Copy out each line in the material below that has the word "NICOLAS".

>> Begin Provided entries

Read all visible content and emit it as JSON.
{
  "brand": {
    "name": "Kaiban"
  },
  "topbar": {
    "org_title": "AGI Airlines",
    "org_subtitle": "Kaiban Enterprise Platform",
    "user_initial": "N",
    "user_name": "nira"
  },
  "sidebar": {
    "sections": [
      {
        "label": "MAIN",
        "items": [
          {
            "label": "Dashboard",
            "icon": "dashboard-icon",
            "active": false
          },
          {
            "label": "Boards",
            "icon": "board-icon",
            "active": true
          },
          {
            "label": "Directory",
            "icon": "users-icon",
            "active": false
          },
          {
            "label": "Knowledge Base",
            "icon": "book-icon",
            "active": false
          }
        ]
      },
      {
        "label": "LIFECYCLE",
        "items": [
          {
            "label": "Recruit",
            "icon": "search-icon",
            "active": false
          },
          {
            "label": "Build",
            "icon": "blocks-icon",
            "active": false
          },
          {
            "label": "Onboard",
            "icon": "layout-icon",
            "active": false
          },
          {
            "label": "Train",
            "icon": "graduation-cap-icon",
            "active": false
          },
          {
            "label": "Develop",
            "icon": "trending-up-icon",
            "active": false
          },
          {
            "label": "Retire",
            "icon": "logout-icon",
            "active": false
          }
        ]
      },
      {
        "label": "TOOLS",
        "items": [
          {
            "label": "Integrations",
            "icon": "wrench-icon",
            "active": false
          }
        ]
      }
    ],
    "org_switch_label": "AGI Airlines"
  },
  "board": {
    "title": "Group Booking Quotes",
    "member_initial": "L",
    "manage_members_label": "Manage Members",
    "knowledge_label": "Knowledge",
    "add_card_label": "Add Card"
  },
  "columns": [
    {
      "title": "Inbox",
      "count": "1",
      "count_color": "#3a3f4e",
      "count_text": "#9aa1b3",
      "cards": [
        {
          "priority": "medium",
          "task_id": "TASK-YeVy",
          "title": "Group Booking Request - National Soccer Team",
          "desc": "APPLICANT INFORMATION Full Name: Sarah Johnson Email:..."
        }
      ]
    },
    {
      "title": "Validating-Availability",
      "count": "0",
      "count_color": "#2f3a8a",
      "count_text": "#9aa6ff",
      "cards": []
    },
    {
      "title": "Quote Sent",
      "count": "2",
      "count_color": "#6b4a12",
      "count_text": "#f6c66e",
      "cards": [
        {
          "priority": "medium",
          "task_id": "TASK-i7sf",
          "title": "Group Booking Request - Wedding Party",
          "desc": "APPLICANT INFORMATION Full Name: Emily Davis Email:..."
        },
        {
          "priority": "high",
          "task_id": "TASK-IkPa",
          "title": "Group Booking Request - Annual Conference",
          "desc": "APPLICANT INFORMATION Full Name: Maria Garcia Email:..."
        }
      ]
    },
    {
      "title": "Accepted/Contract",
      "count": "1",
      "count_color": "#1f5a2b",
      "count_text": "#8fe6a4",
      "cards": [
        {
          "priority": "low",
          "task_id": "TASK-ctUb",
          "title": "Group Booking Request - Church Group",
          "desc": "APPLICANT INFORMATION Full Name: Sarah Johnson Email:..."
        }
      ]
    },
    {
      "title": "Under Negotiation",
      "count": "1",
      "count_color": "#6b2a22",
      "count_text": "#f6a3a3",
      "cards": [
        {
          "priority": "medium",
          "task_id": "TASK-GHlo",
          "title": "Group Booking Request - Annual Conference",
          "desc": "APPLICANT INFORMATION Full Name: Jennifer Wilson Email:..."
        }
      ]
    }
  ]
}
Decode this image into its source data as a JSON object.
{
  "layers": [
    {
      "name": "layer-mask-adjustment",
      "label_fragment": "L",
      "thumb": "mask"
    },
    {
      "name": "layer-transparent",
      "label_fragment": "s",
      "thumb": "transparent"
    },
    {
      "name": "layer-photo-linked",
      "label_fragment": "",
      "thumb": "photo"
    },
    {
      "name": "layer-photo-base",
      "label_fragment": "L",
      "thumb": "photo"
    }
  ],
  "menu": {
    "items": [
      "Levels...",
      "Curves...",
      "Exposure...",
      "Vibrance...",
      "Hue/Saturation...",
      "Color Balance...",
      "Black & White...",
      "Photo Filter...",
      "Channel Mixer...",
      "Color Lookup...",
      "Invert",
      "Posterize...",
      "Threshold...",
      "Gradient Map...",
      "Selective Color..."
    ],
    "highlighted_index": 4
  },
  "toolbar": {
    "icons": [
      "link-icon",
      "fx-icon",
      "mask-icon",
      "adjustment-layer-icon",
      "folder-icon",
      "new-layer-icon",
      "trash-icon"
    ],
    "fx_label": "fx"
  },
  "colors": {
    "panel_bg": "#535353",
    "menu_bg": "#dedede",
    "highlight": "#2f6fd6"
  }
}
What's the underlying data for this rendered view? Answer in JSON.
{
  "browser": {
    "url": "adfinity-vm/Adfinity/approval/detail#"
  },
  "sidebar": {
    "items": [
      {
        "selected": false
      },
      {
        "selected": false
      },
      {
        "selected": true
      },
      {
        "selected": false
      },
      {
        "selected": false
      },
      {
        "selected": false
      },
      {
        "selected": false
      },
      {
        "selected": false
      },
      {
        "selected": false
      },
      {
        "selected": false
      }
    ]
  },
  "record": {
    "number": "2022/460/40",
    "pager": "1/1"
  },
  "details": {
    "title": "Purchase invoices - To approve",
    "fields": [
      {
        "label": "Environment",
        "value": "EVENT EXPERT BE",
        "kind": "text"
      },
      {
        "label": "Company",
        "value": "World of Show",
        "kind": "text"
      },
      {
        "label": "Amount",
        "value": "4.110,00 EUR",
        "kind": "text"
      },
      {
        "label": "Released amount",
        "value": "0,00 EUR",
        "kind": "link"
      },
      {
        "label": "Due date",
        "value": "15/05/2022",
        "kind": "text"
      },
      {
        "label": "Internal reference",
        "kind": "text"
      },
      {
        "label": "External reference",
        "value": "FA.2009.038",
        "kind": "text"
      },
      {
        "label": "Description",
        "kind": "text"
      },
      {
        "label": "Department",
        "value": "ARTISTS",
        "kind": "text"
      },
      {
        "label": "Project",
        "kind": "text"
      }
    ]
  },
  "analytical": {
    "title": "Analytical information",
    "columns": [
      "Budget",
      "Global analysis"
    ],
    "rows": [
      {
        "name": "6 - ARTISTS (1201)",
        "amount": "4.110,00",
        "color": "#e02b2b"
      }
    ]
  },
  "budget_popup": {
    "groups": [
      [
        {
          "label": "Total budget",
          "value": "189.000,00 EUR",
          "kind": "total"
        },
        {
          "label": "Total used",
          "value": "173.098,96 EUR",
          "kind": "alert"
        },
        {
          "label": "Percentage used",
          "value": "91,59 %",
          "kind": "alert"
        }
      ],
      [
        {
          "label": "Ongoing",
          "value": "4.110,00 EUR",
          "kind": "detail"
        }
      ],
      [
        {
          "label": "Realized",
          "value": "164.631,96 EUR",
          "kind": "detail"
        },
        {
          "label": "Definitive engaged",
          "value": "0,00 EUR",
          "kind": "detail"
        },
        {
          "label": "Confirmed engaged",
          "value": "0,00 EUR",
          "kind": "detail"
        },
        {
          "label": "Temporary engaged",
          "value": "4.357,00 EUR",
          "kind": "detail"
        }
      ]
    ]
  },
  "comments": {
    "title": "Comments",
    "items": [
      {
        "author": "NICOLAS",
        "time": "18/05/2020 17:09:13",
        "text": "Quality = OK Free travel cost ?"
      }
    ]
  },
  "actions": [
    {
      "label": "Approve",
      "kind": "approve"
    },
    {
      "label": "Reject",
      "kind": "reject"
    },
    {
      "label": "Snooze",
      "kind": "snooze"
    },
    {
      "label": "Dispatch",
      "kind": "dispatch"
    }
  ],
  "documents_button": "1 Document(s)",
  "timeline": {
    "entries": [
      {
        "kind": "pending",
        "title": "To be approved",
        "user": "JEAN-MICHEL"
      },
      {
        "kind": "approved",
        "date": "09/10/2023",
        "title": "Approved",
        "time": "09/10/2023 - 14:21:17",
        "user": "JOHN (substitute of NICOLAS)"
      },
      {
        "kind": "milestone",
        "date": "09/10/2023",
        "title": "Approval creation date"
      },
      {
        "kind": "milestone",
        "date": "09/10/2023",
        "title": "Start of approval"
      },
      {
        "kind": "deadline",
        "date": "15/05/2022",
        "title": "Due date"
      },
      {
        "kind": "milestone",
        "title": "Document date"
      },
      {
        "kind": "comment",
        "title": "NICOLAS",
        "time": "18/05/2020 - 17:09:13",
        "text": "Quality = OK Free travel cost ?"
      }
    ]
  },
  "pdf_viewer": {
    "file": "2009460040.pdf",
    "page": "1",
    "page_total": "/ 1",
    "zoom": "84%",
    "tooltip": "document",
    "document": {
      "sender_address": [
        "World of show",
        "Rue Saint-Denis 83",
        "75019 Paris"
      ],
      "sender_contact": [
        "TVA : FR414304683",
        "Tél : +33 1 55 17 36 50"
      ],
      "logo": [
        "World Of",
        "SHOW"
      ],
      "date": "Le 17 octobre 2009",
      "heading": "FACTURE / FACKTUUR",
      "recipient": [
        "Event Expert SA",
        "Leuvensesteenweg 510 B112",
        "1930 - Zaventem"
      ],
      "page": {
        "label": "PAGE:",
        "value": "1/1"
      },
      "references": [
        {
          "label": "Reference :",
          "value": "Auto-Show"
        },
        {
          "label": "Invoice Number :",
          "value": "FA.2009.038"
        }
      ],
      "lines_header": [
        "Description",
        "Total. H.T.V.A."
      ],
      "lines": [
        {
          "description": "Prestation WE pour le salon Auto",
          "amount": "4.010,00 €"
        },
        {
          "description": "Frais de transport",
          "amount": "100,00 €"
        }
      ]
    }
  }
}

>> End Provided entries

• Response for this exercise:
        "author": "NICOLAS",
        "user": "JOHN (substitute of NICOLAS)"
        "title": "NICOLAS",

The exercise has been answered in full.